____ Given information

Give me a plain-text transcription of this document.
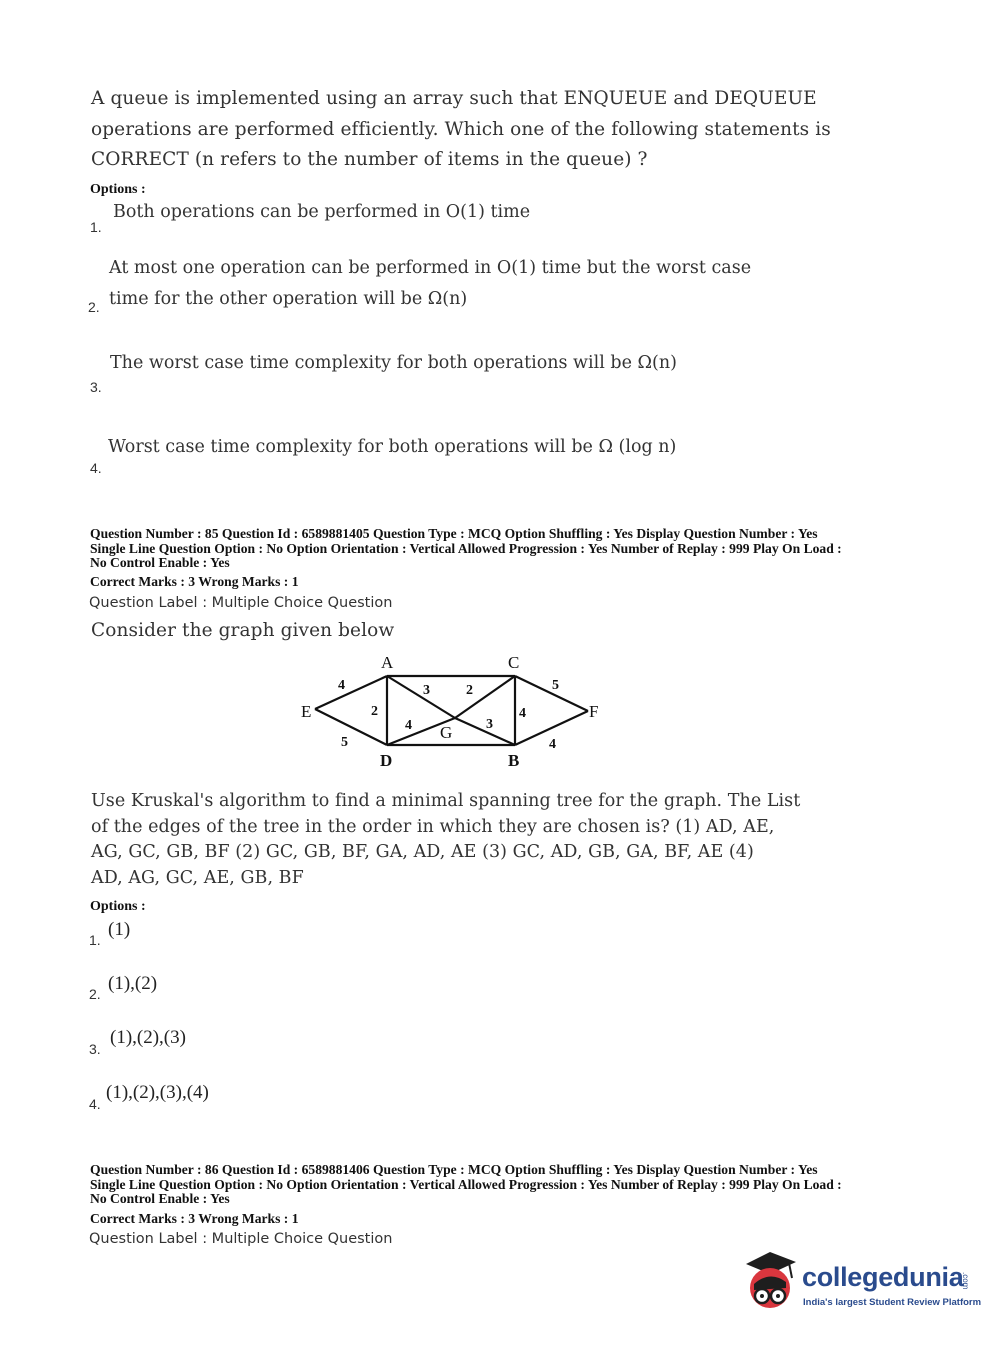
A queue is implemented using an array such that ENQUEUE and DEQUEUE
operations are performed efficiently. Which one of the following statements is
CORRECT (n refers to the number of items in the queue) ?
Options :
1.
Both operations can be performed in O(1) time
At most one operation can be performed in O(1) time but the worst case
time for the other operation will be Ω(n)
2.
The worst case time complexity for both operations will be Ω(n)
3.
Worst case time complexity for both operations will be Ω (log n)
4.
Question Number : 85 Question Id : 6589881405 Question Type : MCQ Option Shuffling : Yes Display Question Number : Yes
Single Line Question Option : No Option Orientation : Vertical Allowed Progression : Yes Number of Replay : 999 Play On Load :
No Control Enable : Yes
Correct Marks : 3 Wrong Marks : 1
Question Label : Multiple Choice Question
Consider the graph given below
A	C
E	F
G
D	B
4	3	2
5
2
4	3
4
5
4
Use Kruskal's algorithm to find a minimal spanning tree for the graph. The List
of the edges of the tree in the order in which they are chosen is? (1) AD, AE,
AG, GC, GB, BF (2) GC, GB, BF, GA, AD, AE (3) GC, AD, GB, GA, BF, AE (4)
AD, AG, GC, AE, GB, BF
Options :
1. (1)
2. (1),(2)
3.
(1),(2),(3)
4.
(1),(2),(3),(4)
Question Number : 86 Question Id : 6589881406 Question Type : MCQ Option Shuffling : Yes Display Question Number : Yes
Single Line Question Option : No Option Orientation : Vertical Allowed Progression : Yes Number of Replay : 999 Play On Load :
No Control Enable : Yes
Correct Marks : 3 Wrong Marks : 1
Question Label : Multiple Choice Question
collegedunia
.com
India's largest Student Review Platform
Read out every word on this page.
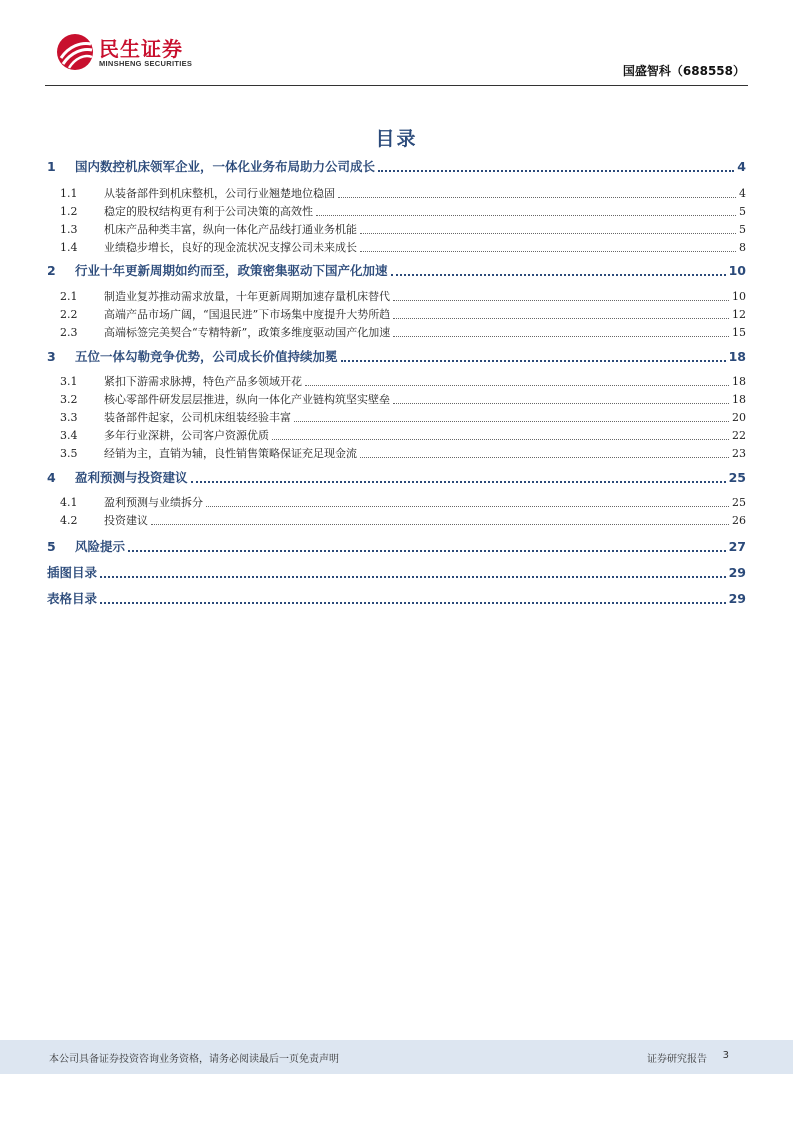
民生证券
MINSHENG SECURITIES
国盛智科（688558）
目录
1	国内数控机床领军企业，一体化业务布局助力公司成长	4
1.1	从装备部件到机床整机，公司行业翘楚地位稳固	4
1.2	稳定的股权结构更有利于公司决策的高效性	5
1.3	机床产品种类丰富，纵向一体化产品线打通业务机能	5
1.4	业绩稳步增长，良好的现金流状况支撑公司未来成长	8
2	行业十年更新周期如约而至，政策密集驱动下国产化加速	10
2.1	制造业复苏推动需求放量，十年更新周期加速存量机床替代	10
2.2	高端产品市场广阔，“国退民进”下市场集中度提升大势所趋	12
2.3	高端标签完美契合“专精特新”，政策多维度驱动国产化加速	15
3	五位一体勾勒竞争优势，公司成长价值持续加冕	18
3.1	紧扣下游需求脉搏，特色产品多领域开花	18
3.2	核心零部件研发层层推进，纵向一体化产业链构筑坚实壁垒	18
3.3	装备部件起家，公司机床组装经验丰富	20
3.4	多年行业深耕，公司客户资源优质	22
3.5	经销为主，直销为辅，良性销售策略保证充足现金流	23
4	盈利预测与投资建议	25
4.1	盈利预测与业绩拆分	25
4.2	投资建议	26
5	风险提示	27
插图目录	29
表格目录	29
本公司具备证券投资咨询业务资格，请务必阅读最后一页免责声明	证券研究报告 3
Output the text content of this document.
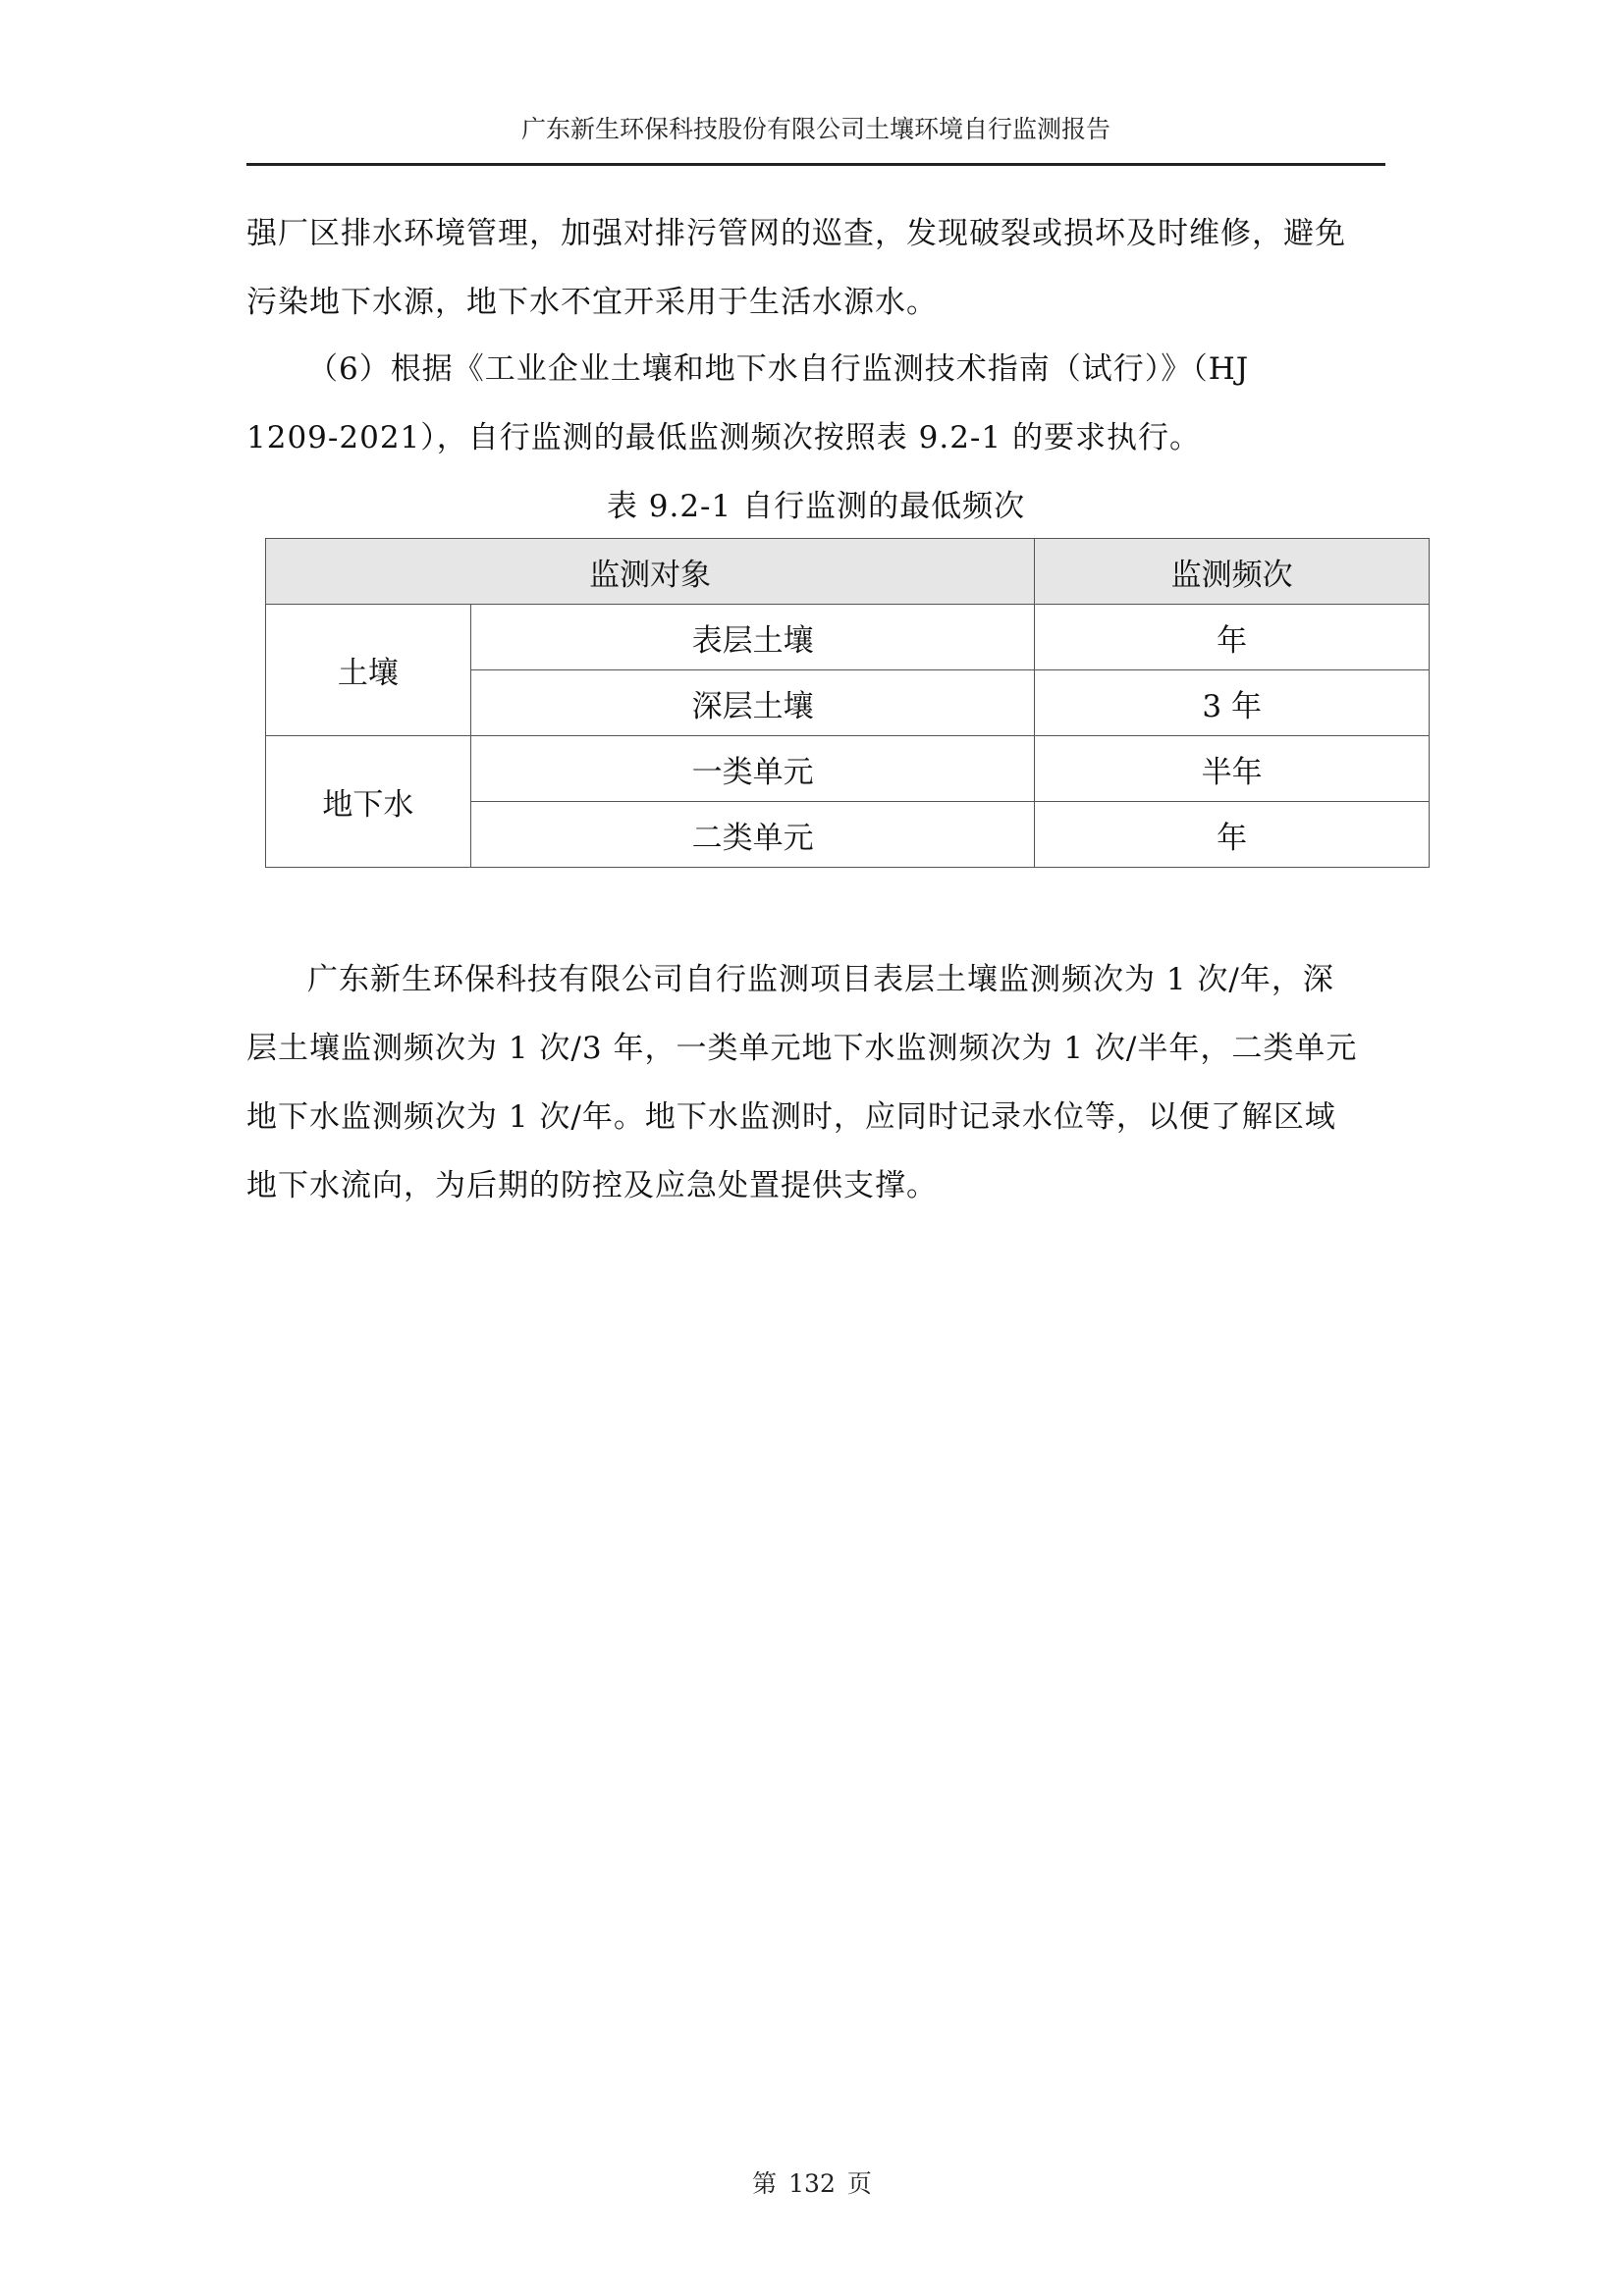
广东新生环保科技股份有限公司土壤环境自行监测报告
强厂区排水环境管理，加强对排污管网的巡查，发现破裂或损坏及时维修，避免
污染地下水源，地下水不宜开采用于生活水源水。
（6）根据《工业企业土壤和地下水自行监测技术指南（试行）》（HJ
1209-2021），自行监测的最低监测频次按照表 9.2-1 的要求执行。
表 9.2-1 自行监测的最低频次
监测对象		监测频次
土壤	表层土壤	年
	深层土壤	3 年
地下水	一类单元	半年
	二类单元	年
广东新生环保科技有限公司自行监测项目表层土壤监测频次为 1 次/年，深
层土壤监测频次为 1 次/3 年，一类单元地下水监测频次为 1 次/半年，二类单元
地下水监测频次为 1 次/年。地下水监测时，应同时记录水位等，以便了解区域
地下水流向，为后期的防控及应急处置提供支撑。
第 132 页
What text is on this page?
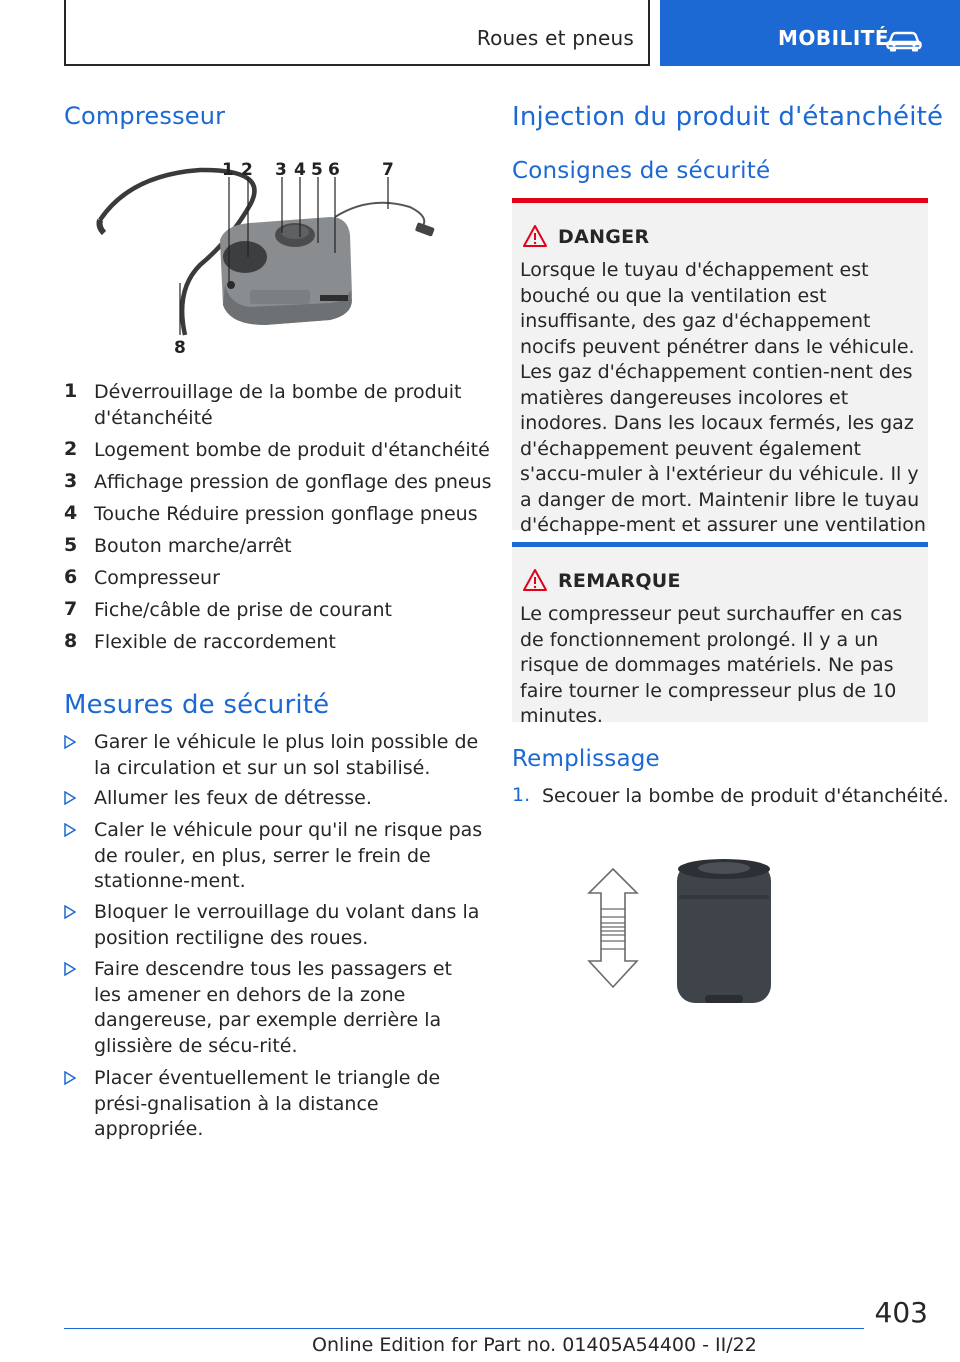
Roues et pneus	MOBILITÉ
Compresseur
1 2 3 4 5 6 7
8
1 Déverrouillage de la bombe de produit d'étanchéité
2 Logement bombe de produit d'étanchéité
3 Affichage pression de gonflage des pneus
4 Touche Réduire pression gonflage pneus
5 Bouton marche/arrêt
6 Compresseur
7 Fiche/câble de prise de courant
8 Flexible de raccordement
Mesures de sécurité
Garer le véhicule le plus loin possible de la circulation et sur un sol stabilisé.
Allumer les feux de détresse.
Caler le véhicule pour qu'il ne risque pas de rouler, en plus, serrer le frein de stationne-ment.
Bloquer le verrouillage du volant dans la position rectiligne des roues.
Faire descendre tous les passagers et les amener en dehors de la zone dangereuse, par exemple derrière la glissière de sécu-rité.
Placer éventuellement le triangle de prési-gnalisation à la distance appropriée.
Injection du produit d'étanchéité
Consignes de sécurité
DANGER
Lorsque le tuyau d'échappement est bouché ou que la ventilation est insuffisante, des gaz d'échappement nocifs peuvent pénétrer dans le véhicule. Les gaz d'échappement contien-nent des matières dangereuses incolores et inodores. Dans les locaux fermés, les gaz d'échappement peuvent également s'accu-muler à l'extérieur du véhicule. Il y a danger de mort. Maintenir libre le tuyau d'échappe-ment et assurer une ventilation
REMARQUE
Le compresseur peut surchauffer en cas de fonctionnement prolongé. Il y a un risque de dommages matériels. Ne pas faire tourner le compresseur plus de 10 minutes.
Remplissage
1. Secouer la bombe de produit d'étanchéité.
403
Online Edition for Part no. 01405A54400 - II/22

________

◆ Given problem ◆
Each line that holds the word "page" should be extracted from the records.

◆ Solution to this problem ◆
Read out every word on this page.
What text is on this page?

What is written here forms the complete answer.